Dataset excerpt
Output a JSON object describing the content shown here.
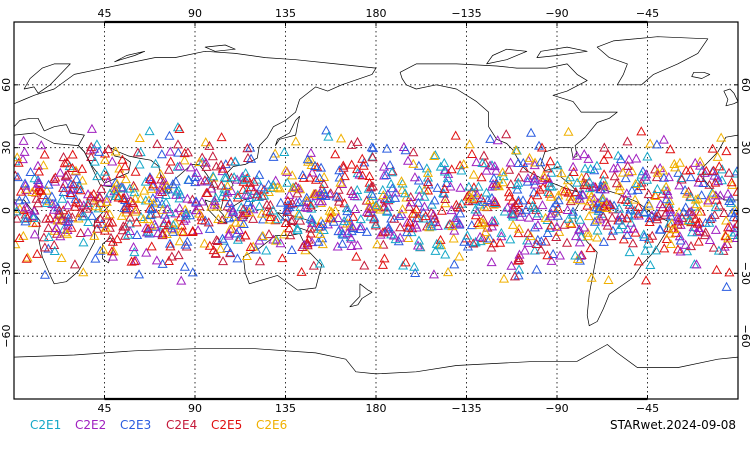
{
  "map": {
    "projection": "equirectangular",
    "lon_range": [
      0,
      360
    ],
    "lat_range": [
      -90,
      90
    ],
    "central_meridian": 180,
    "gridlines": "dotted",
    "lon_ticks": [
      {
        "value": 45,
        "label": "45"
      },
      {
        "value": 90,
        "label": "90"
      },
      {
        "value": 135,
        "label": "135"
      },
      {
        "value": 180,
        "label": "180"
      },
      {
        "value": 225,
        "label": "−135"
      },
      {
        "value": 270,
        "label": "−90"
      },
      {
        "value": 315,
        "label": "−45"
      }
    ],
    "lat_ticks": [
      {
        "value": 60,
        "label": "60"
      },
      {
        "value": 30,
        "label": "30"
      },
      {
        "value": 0,
        "label": "0"
      },
      {
        "value": -30,
        "label": "−30"
      },
      {
        "value": -60,
        "label": "−60"
      }
    ],
    "marker_symbol": "open-triangle",
    "observation_band_lat": [
      -40,
      45
    ]
  },
  "legend": {
    "items": [
      {
        "label": "C2E1",
        "color": "#16a8c8"
      },
      {
        "label": "C2E2",
        "color": "#a020c0"
      },
      {
        "label": "C2E3",
        "color": "#2a5ce0"
      },
      {
        "label": "C2E4",
        "color": "#c41a3a"
      },
      {
        "label": "C2E5",
        "color": "#e01010"
      },
      {
        "label": "C2E6",
        "color": "#f0b000"
      }
    ]
  },
  "footer": {
    "product_label": "STARwet.2024-09-08"
  }
}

» **WHAT TO DO**
Identify the lines that contain the string "color", and copy every one of them.

» **TASK SOLUTION**
        "color": "#16a8c8"
        "color": "#a020c0"
        "color": "#2a5ce0"
        "color": "#c41a3a"
        "color": "#e01010"
        "color": "#f0b000"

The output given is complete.